EXERCISE GOAL
Output the material below unchanged, apart from leaving out the pictures.

◆ ◆ ◆

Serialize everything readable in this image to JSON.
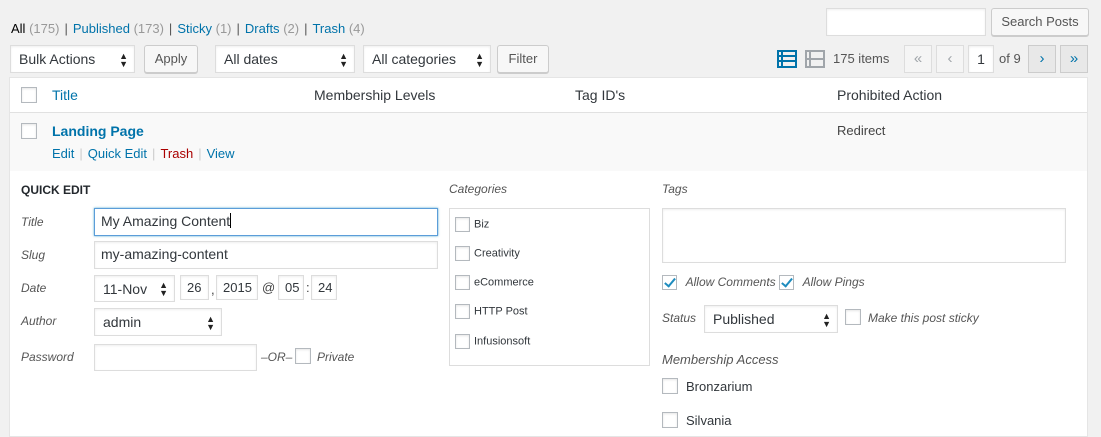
{
  "subsubsub": {
    "all": {
      "label": "All",
      "count": "(175)"
    },
    "published": {
      "label": "Published",
      "count": "(173)"
    },
    "sticky": {
      "label": "Sticky",
      "count": "(1)"
    },
    "drafts": {
      "label": "Drafts",
      "count": "(2)"
    },
    "trash": {
      "label": "Trash",
      "count": "(4)"
    }
  },
  "search": {
    "button": "Search Posts",
    "value": ""
  },
  "filters": {
    "bulk_actions": "Bulk Actions",
    "apply": "Apply",
    "dates": "All dates",
    "categories": "All categories",
    "filter": "Filter"
  },
  "pagination": {
    "items": "175 items",
    "first": "«",
    "prev": "‹",
    "current": "1",
    "of": "of 9",
    "next": "›",
    "last": "»"
  },
  "table": {
    "columns": [
      "Title",
      "Membership Levels",
      "Tag ID's",
      "Prohibited Action"
    ],
    "row": {
      "title": "Landing Page",
      "prohibited_action": "Redirect",
      "actions": [
        "Edit",
        "Quick Edit",
        "Trash",
        "View"
      ]
    }
  },
  "quick_edit": {
    "heading": "QUICK EDIT",
    "title_label": "Title",
    "title_value": "My Amazing Content",
    "slug_label": "Slug",
    "slug_value": "my-amazing-content",
    "date_label": "Date",
    "month": "11-Nov",
    "day": "26",
    "year": "2015",
    "at": "@",
    "hour": "05",
    "colon": ":",
    "minute": "24",
    "comma": ",",
    "author_label": "Author",
    "author_value": "admin",
    "password_label": "Password",
    "password_value": "",
    "or": "–OR–",
    "private_label": "Private",
    "categories_label": "Categories",
    "categories": [
      "Biz",
      "Creativity",
      "eCommerce",
      "HTTP Post",
      "Infusionsoft"
    ],
    "tags_label": "Tags",
    "allow_comments": "Allow Comments",
    "allow_pings": "Allow Pings",
    "status_label": "Status",
    "status_value": "Published",
    "sticky_label": "Make this post sticky",
    "membership_label": "Membership Access",
    "membership_levels": [
      "Bronzarium",
      "Silvania"
    ]
  },
  "colors": {
    "link": "#0073aa",
    "trash": "#a00",
    "check": "#1e8cbe"
  }
}
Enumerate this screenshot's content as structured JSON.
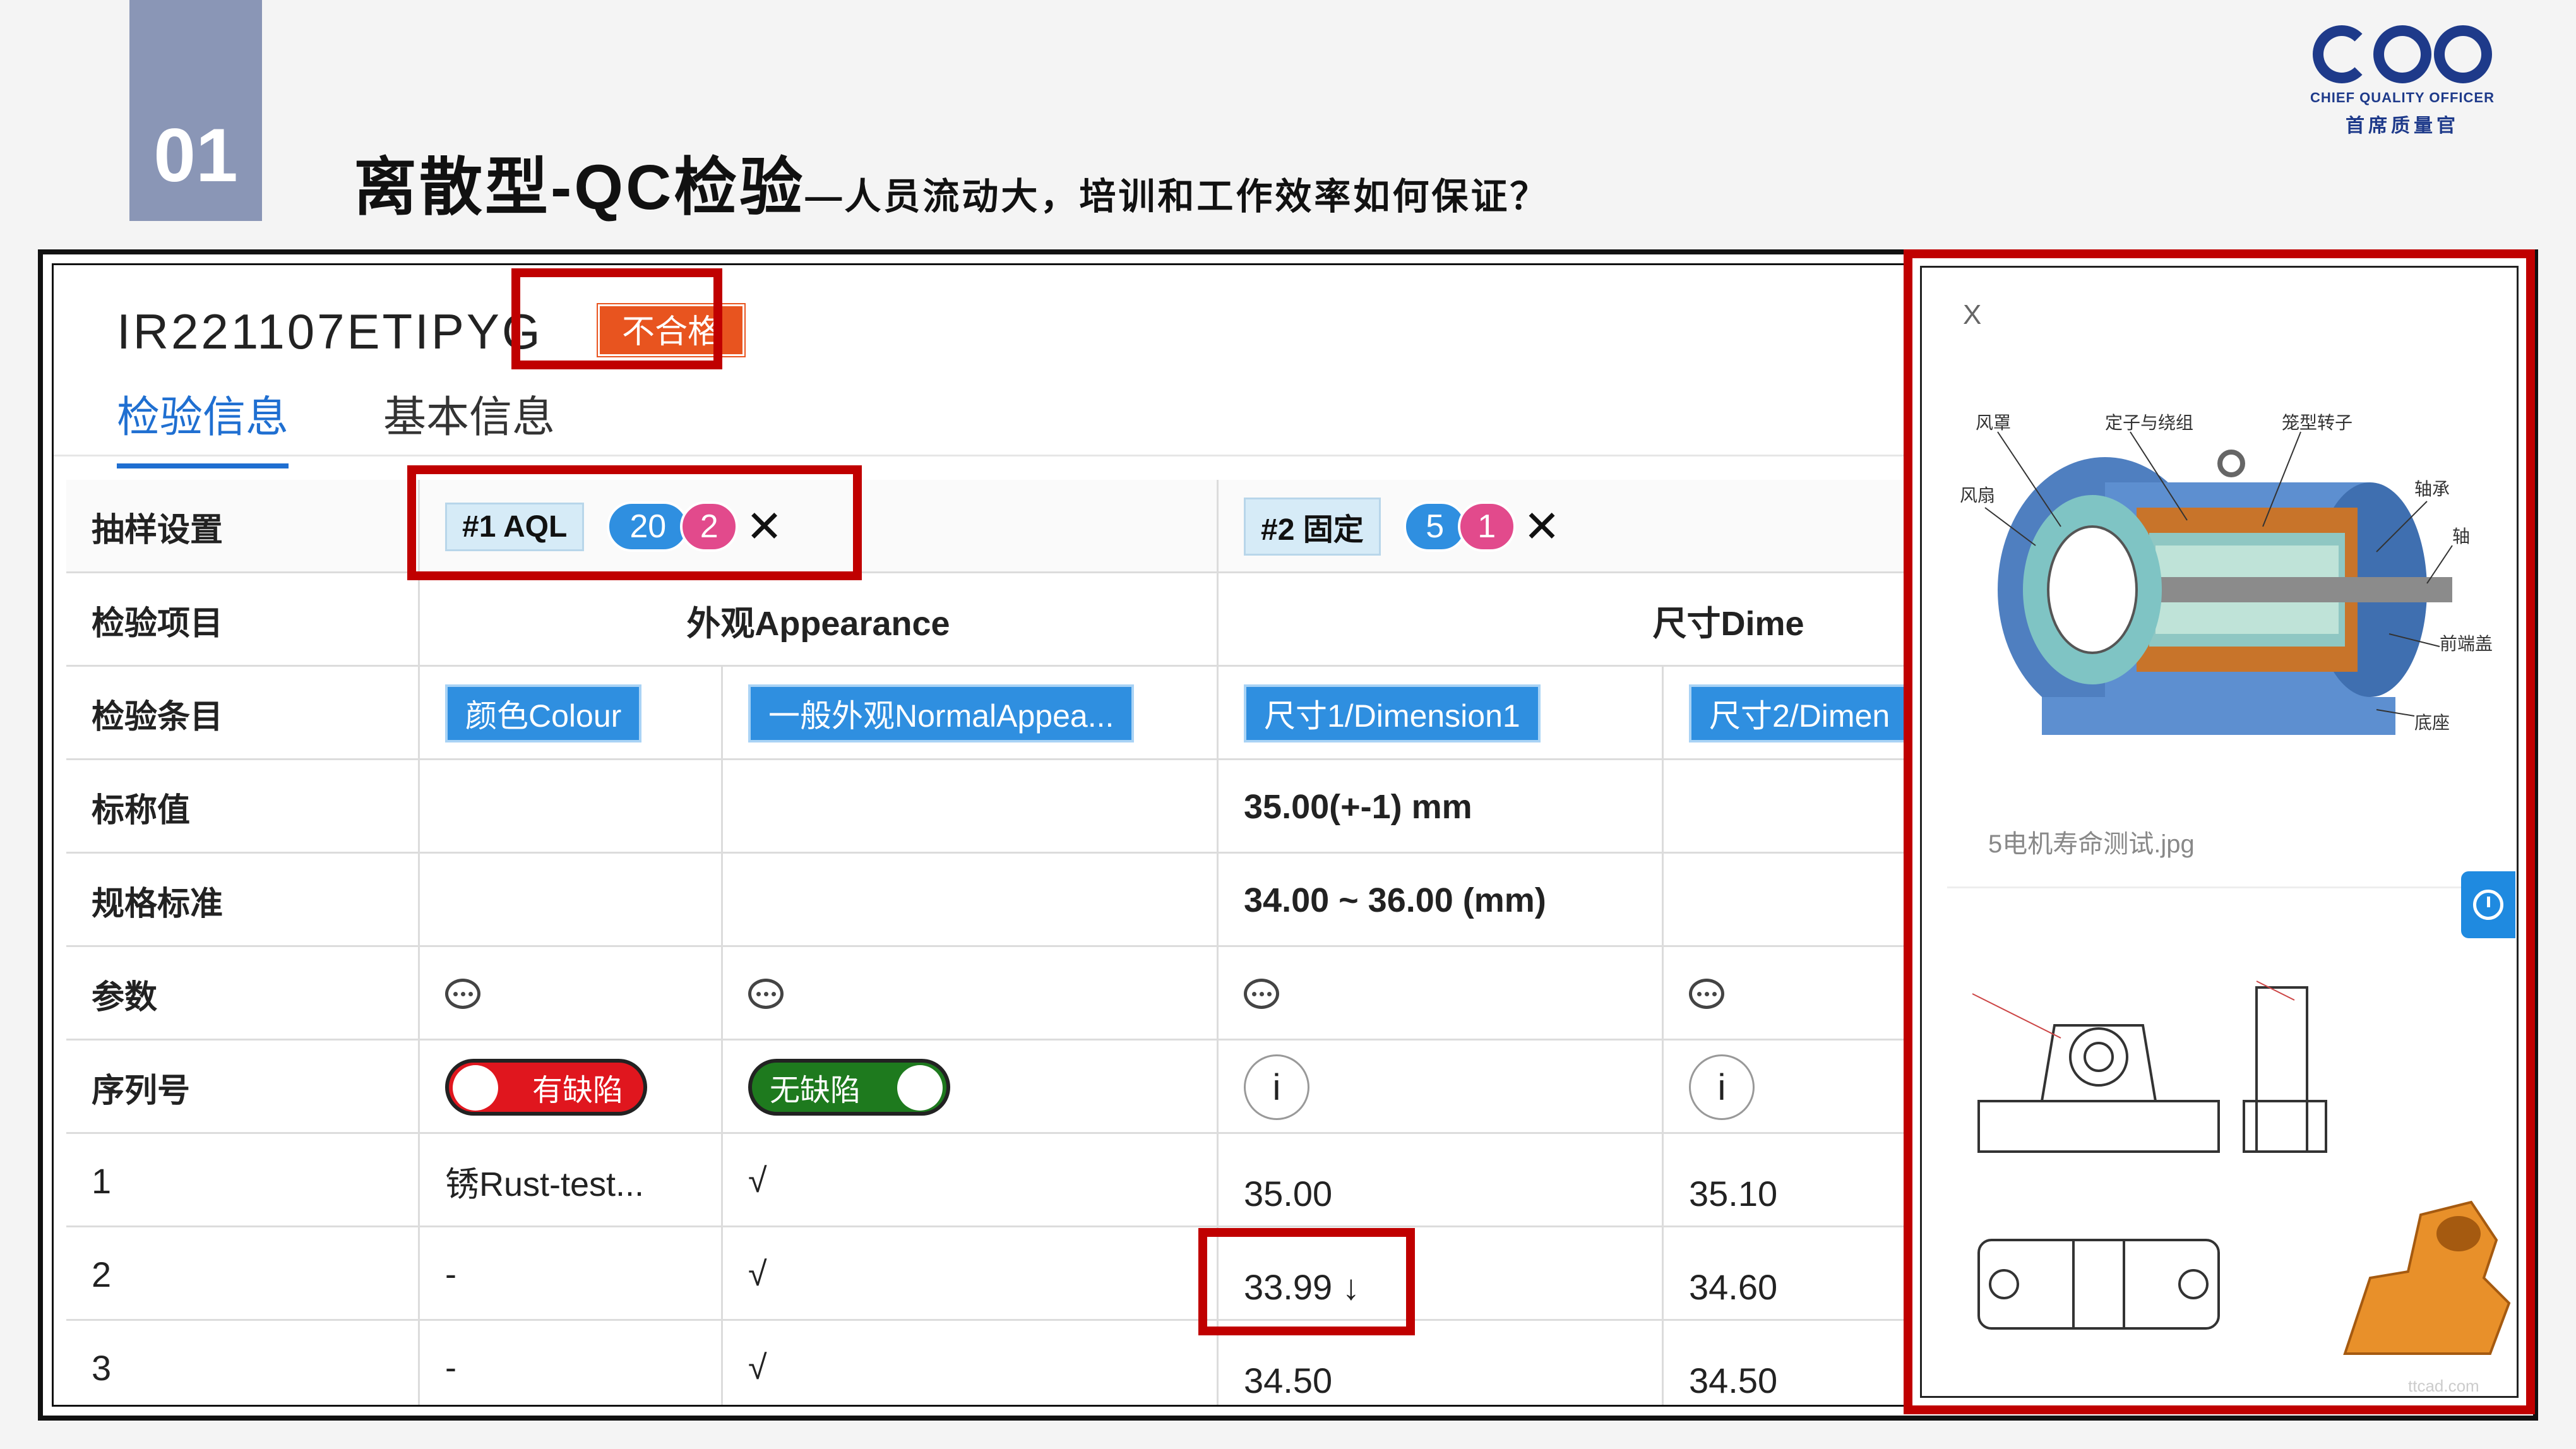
{
  "slide": {
    "number": "01",
    "title_main": "离散型-QC检验",
    "title_sub": "—人员流动大，培训和工作效率如何保证？",
    "logo": {
      "mark": "CQO",
      "en": "CHIEF QUALITY OFFICER",
      "cn": "首席质量官"
    }
  },
  "report": {
    "id": "IR221107ETIPYG",
    "status_badge": "不合格",
    "tabs": [
      "检验信息",
      "基本信息"
    ],
    "active_tab": 0
  },
  "table": {
    "row_labels": {
      "sampling": "抽样设置",
      "item": "检验项目",
      "entry": "检验条目",
      "nominal": "标称值",
      "spec": "规格标准",
      "params": "参数",
      "serial": "序列号"
    },
    "sampling": [
      {
        "label": "#1 AQL",
        "count": "20",
        "defects": "2"
      },
      {
        "label": "#2 固定",
        "count": "5",
        "defects": "1"
      }
    ],
    "items": [
      "外观Appearance",
      "尺寸Dime"
    ],
    "entries": [
      "颜色Colour",
      "一般外观NormalAppea...",
      "尺寸1/Dimension1",
      "尺寸2/Dimen"
    ],
    "nominal": {
      "dimension1": "35.00(+-1) mm"
    },
    "spec": {
      "dimension1": "34.00 ~ 36.00 (mm)"
    },
    "serial_toggles": {
      "defect_on": "有缺陷",
      "defect_off": "无缺陷",
      "info": "i"
    },
    "rows": [
      {
        "no": "1",
        "colour": "锈Rust-test...",
        "appearance": "√",
        "dim1": "35.00",
        "dim2": "35.10"
      },
      {
        "no": "2",
        "colour": "-",
        "appearance": "√",
        "dim1": "33.99",
        "dim1_flag": "↓",
        "dim2": "34.60"
      },
      {
        "no": "3",
        "colour": "-",
        "appearance": "√",
        "dim1": "34.50",
        "dim2": "34.50"
      }
    ]
  },
  "image_panel": {
    "close": "X",
    "caption": "5电机寿命测试.jpg",
    "motor_labels": [
      "风罩",
      "定子与绕组",
      "笼型转子",
      "风扇",
      "轴承",
      "轴",
      "前端盖",
      "底座"
    ],
    "watermark": "ttcad.com",
    "colors": {
      "highlight": "#c00000",
      "accent": "#1f6fd1",
      "fail": "#e8541f"
    }
  }
}
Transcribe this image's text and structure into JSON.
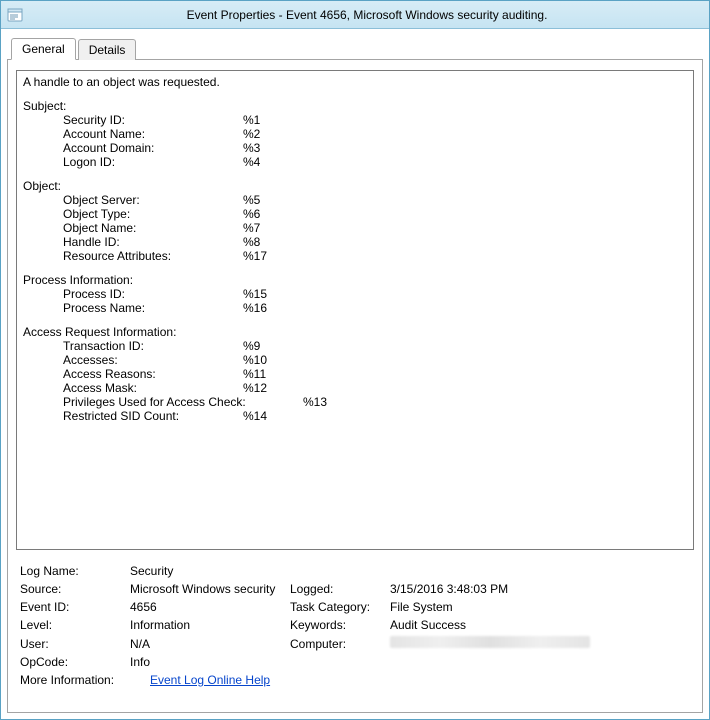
{
  "window": {
    "title": "Event Properties - Event 4656, Microsoft Windows security auditing."
  },
  "tabs": {
    "general": "General",
    "details": "Details"
  },
  "desc": {
    "header": "A handle to an object was requested.",
    "subject": {
      "label": "Subject:",
      "security_id_k": "Security ID:",
      "security_id_v": "%1",
      "account_name_k": "Account Name:",
      "account_name_v": "%2",
      "account_domain_k": "Account Domain:",
      "account_domain_v": "%3",
      "logon_id_k": "Logon ID:",
      "logon_id_v": "%4"
    },
    "object": {
      "label": "Object:",
      "object_server_k": "Object Server:",
      "object_server_v": "%5",
      "object_type_k": "Object Type:",
      "object_type_v": "%6",
      "object_name_k": "Object Name:",
      "object_name_v": "%7",
      "handle_id_k": "Handle ID:",
      "handle_id_v": "%8",
      "res_attr_k": "Resource Attributes:",
      "res_attr_v": "%17"
    },
    "process": {
      "label": "Process Information:",
      "process_id_k": "Process ID:",
      "process_id_v": "%15",
      "process_name_k": "Process Name:",
      "process_name_v": "%16"
    },
    "access": {
      "label": "Access Request Information:",
      "transaction_id_k": "Transaction ID:",
      "transaction_id_v": "%9",
      "accesses_k": "Accesses:",
      "accesses_v": "%10",
      "access_reasons_k": "Access Reasons:",
      "access_reasons_v": "%11",
      "access_mask_k": "Access Mask:",
      "access_mask_v": "%12",
      "priv_check_k": "Privileges Used for Access Check:",
      "priv_check_v": "%13",
      "restricted_sid_k": "Restricted SID Count:",
      "restricted_sid_v": "%14"
    }
  },
  "meta": {
    "log_name_k": "Log Name:",
    "log_name_v": "Security",
    "source_k": "Source:",
    "source_v": "Microsoft Windows security",
    "logged_k": "Logged:",
    "logged_v": "3/15/2016 3:48:03 PM",
    "event_id_k": "Event ID:",
    "event_id_v": "4656",
    "task_cat_k": "Task Category:",
    "task_cat_v": "File System",
    "level_k": "Level:",
    "level_v": "Information",
    "keywords_k": "Keywords:",
    "keywords_v": "Audit Success",
    "user_k": "User:",
    "user_v": "N/A",
    "computer_k": "Computer:",
    "computer_v": "",
    "opcode_k": "OpCode:",
    "opcode_v": "Info",
    "more_info_k": "More Information:",
    "more_info_link": "Event Log Online Help"
  }
}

◆ ◆ ◆

FULL OUTPUT
Serialize everything readable in this image to JSON.
{
  "subsubsub": {
    "all": {
      "label": "All",
      "count": "(175)"
    },
    "published": {
      "label": "Published",
      "count": "(173)"
    },
    "sticky": {
      "label": "Sticky",
      "count": "(1)"
    },
    "drafts": {
      "label": "Drafts",
      "count": "(2)"
    },
    "trash": {
      "label": "Trash",
      "count": "(4)"
    }
  },
  "search": {
    "button": "Search Posts",
    "value": ""
  },
  "filters": {
    "bulk_actions": "Bulk Actions",
    "apply": "Apply",
    "dates": "All dates",
    "categories": "All categories",
    "filter": "Filter"
  },
  "pagination": {
    "items": "175 items",
    "first": "«",
    "prev": "‹",
    "current": "1",
    "of": "of 9",
    "next": "›",
    "last": "»"
  },
  "table": {
    "columns": [
      "Title",
      "Membership Levels",
      "Tag ID's",
      "Prohibited Action"
    ],
    "row": {
      "title": "Landing Page",
      "prohibited_action": "Redirect",
      "actions": [
        "Edit",
        "Quick Edit",
        "Trash",
        "View"
      ]
    }
  },
  "quick_edit": {
    "heading": "QUICK EDIT",
    "title_label": "Title",
    "title_value": "My Amazing Content",
    "slug_label": "Slug",
    "slug_value": "my-amazing-content",
    "date_label": "Date",
    "month": "11-Nov",
    "day": "26",
    "year": "2015",
    "at": "@",
    "hour": "05",
    "colon": ":",
    "minute": "24",
    "comma": ",",
    "author_label": "Author",
    "author_value": "admin",
    "password_label": "Password",
    "password_value": "",
    "or": "–OR–",
    "private_label": "Private",
    "categories_label": "Categories",
    "categories": [
      "Biz",
      "Creativity",
      "eCommerce",
      "HTTP Post",
      "Infusionsoft"
    ],
    "tags_label": "Tags",
    "allow_comments": "Allow Comments",
    "allow_pings": "Allow Pings",
    "status_label": "Status",
    "status_value": "Published",
    "sticky_label": "Make this post sticky",
    "membership_label": "Membership Access",
    "membership_levels": [
      "Bronzarium",
      "Silvania"
    ]
  },
  "colors": {
    "link": "#0073aa",
    "trash": "#a00",
    "check": "#1e8cbe"
  }
}
Enumerate this screenshot's content as structured JSON.
{
  "slide": {
    "number": "01",
    "title_main": "离散型-QC检验",
    "title_sub": "—人员流动大，培训和工作效率如何保证？",
    "logo": {
      "mark": "CQO",
      "en": "CHIEF QUALITY OFFICER",
      "cn": "首席质量官"
    }
  },
  "report": {
    "id": "IR221107ETIPYG",
    "status_badge": "不合格",
    "tabs": [
      "检验信息",
      "基本信息"
    ],
    "active_tab": 0
  },
  "table": {
    "row_labels": {
      "sampling": "抽样设置",
      "item": "检验项目",
      "entry": "检验条目",
      "nominal": "标称值",
      "spec": "规格标准",
      "params": "参数",
      "serial": "序列号"
    },
    "sampling": [
      {
        "label": "#1 AQL",
        "count": "20",
        "defects": "2"
      },
      {
        "label": "#2 固定",
        "count": "5",
        "defects": "1"
      }
    ],
    "items": [
      "外观Appearance",
      "尺寸Dime"
    ],
    "entries": [
      "颜色Colour",
      "一般外观NormalAppea...",
      "尺寸1/Dimension1",
      "尺寸2/Dimen"
    ],
    "nominal": {
      "dimension1": "35.00(+-1) mm"
    },
    "spec": {
      "dimension1": "34.00 ~ 36.00 (mm)"
    },
    "serial_toggles": {
      "defect_on": "有缺陷",
      "defect_off": "无缺陷",
      "info": "i"
    },
    "rows": [
      {
        "no": "1",
        "colour": "锈Rust-test...",
        "appearance": "√",
        "dim1": "35.00",
        "dim2": "35.10"
      },
      {
        "no": "2",
        "colour": "-",
        "appearance": "√",
        "dim1": "33.99",
        "dim1_flag": "↓",
        "dim2": "34.60"
      },
      {
        "no": "3",
        "colour": "-",
        "appearance": "√",
        "dim1": "34.50",
        "dim2": "34.50"
      }
    ]
  },
  "image_panel": {
    "close": "X",
    "caption": "5电机寿命测试.jpg",
    "motor_labels": [
      "风罩",
      "定子与绕组",
      "笼型转子",
      "风扇",
      "轴承",
      "轴",
      "前端盖",
      "底座"
    ],
    "watermark": "ttcad.com",
    "colors": {
      "highlight": "#c00000",
      "accent": "#1f6fd1",
      "fail": "#e8541f"
    }
  }
}
Transcribe this image's text and structure into JSON.
{
  "window": {
    "title": "Event Properties - Event 4656, Microsoft Windows security auditing."
  },
  "tabs": {
    "general": "General",
    "details": "Details"
  },
  "desc": {
    "header": "A handle to an object was requested.",
    "subject": {
      "label": "Subject:",
      "security_id_k": "Security ID:",
      "security_id_v": "%1",
      "account_name_k": "Account Name:",
      "account_name_v": "%2",
      "account_domain_k": "Account Domain:",
      "account_domain_v": "%3",
      "logon_id_k": "Logon ID:",
      "logon_id_v": "%4"
    },
    "object": {
      "label": "Object:",
      "object_server_k": "Object Server:",
      "object_server_v": "%5",
      "object_type_k": "Object Type:",
      "object_type_v": "%6",
      "object_name_k": "Object Name:",
      "object_name_v": "%7",
      "handle_id_k": "Handle ID:",
      "handle_id_v": "%8",
      "res_attr_k": "Resource Attributes:",
      "res_attr_v": "%17"
    },
    "process": {
      "label": "Process Information:",
      "process_id_k": "Process ID:",
      "process_id_v": "%15",
      "process_name_k": "Process Name:",
      "process_name_v": "%16"
    },
    "access": {
      "label": "Access Request Information:",
      "transaction_id_k": "Transaction ID:",
      "transaction_id_v": "%9",
      "accesses_k": "Accesses:",
      "accesses_v": "%10",
      "access_reasons_k": "Access Reasons:",
      "access_reasons_v": "%11",
      "access_mask_k": "Access Mask:",
      "access_mask_v": "%12",
      "priv_check_k": "Privileges Used for Access Check:",
      "priv_check_v": "%13",
      "restricted_sid_k": "Restricted SID Count:",
      "restricted_sid_v": "%14"
    }
  },
  "meta": {
    "log_name_k": "Log Name:",
    "log_name_v": "Security",
    "source_k": "Source:",
    "source_v": "Microsoft Windows security",
    "logged_k": "Logged:",
    "logged_v": "3/15/2016 3:48:03 PM",
    "event_id_k": "Event ID:",
    "event_id_v": "4656",
    "task_cat_k": "Task Category:",
    "task_cat_v": "File System",
    "level_k": "Level:",
    "level_v": "Information",
    "keywords_k": "Keywords:",
    "keywords_v": "Audit Success",
    "user_k": "User:",
    "user_v": "N/A",
    "computer_k": "Computer:",
    "computer_v": "",
    "opcode_k": "OpCode:",
    "opcode_v": "Info",
    "more_info_k": "More Information:",
    "more_info_link": "Event Log Online Help"
  }
}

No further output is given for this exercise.